▸ **WHAT IS NEEDED**
Leave out the pictures and return every entry exactly as it appears.

▸ **STORED ROWS**
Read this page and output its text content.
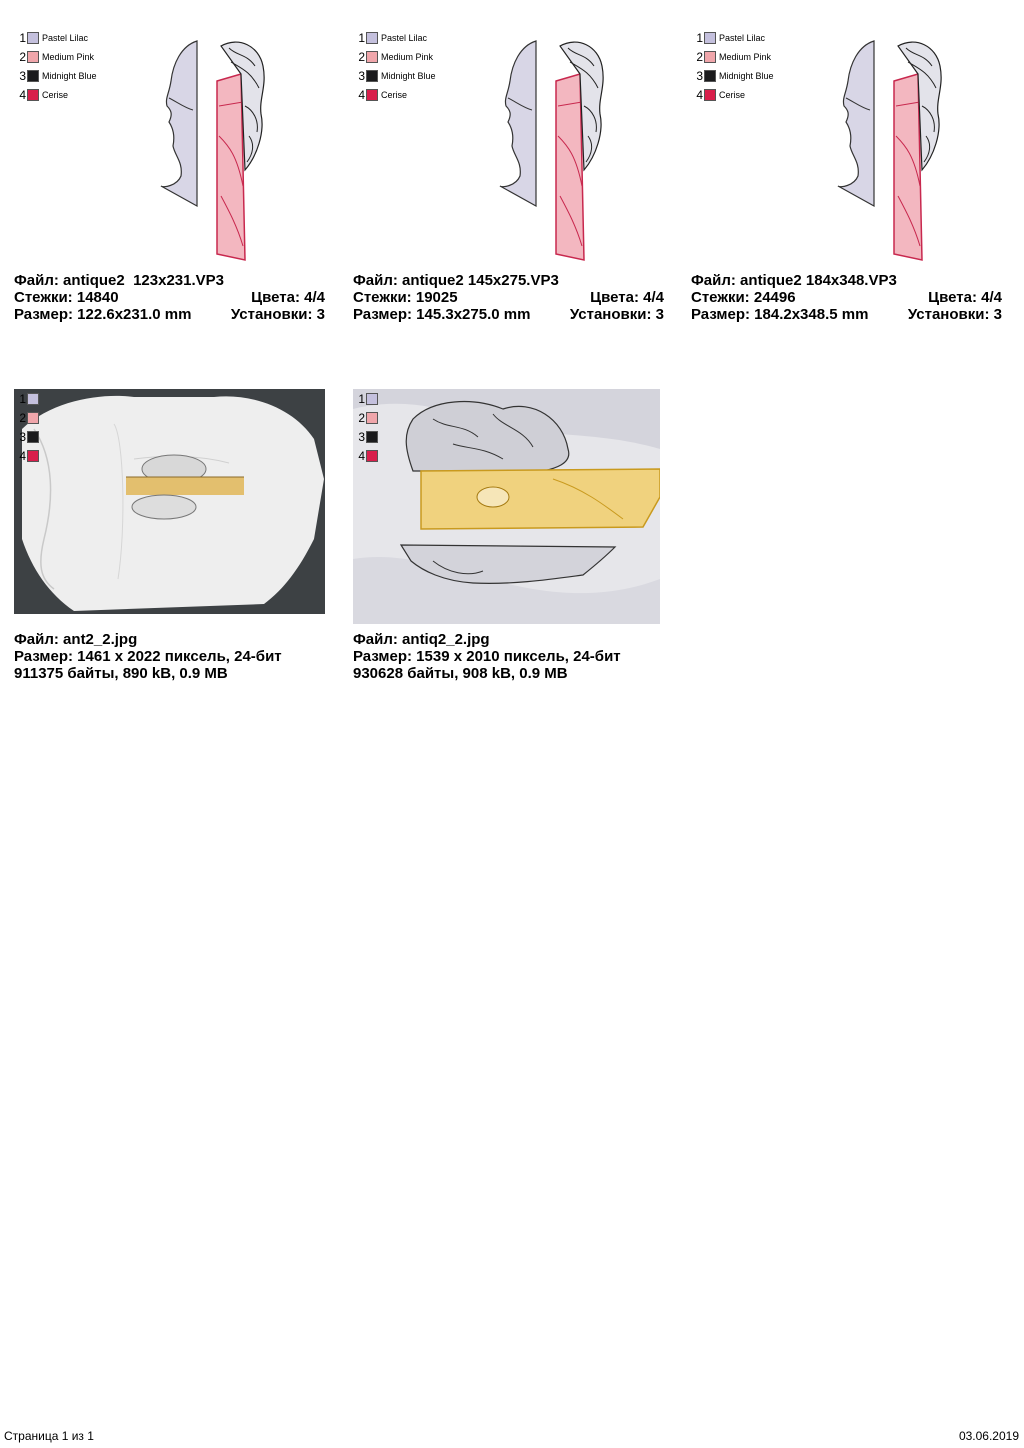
1 Pastel Lilac
2 Medium Pink
3 Midnight Blue
4 Cerise
Файл: antique2  123x231.VP3
Стежки: 14840	Цвета: 4/4
Размер: 122.6x231.0 mm	Установки: 3
1 Pastel Lilac
2 Medium Pink
3 Midnight Blue
4 Cerise
Файл: antique2 145x275.VP3
Стежки: 19025	Цвета: 4/4
Размер: 145.3x275.0 mm	Установки: 3
1 Pastel Lilac
2 Medium Pink
3 Midnight Blue
4 Cerise
Файл: antique2 184x348.VP3
Стежки: 24496	Цвета: 4/4
Размер: 184.2x348.5 mm	Установки: 3
1
2
3
4
Файл: ant2_2.jpg
Размер: 1461 x 2022 пиксель, 24-бит
911375 байты, 890 kB, 0.9 MB
1
2
3
4
Файл: antiq2_2.jpg
Размер: 1539 x 2010 пиксель, 24-бит
930628 байты, 908 kB, 0.9 MB
Страница 1 из 1	03.06.2019
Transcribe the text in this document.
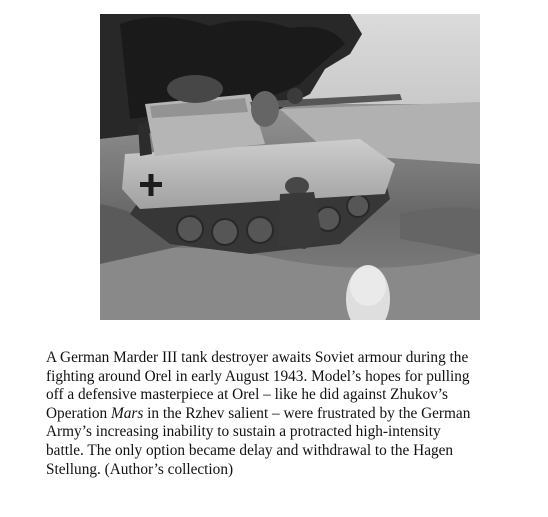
A German Marder III tank destroyer awaits Soviet armour during the
fighting around Orel in early August 1943. Model’s hopes for pulling
off a defensive masterpiece at Orel – like he did against Zhukov’s
Operation Mars in the Rzhev salient – were frustrated by the German
Army’s increasing inability to sustain a protracted high-intensity
battle. The only option became delay and withdrawal to the Hagen
Stellung. (Author’s collection)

▸ **EXERCISE RESPONSE**
Read this page and output its text content.
1 Pastel Lilac
2 Medium Pink
3 Midnight Blue
4 Cerise
Файл: antique2  123x231.VP3
Стежки: 14840	Цвета: 4/4
Размер: 122.6x231.0 mm	Установки: 3
1 Pastel Lilac
2 Medium Pink
3 Midnight Blue
4 Cerise
Файл: antique2 145x275.VP3
Стежки: 19025	Цвета: 4/4
Размер: 145.3x275.0 mm	Установки: 3
1 Pastel Lilac
2 Medium Pink
3 Midnight Blue
4 Cerise
Файл: antique2 184x348.VP3
Стежки: 24496	Цвета: 4/4
Размер: 184.2x348.5 mm	Установки: 3
1
2
3
4
Файл: ant2_2.jpg
Размер: 1461 x 2022 пиксель, 24-бит
911375 байты, 890 kB, 0.9 MB
1
2
3
4
Файл: antiq2_2.jpg
Размер: 1539 x 2010 пиксель, 24-бит
930628 байты, 908 kB, 0.9 MB
Страница 1 из 1	03.06.2019
Transcribe the text in this document.
A German Marder III tank destroyer awaits Soviet armour during the
fighting around Orel in early August 1943. Model’s hopes for pulling
off a defensive masterpiece at Orel – like he did against Zhukov’s
Operation Mars in the Rzhev salient – were frustrated by the German
Army’s increasing inability to sustain a protracted high-intensity
battle. The only option became delay and withdrawal to the Hagen
Stellung. (Author’s collection)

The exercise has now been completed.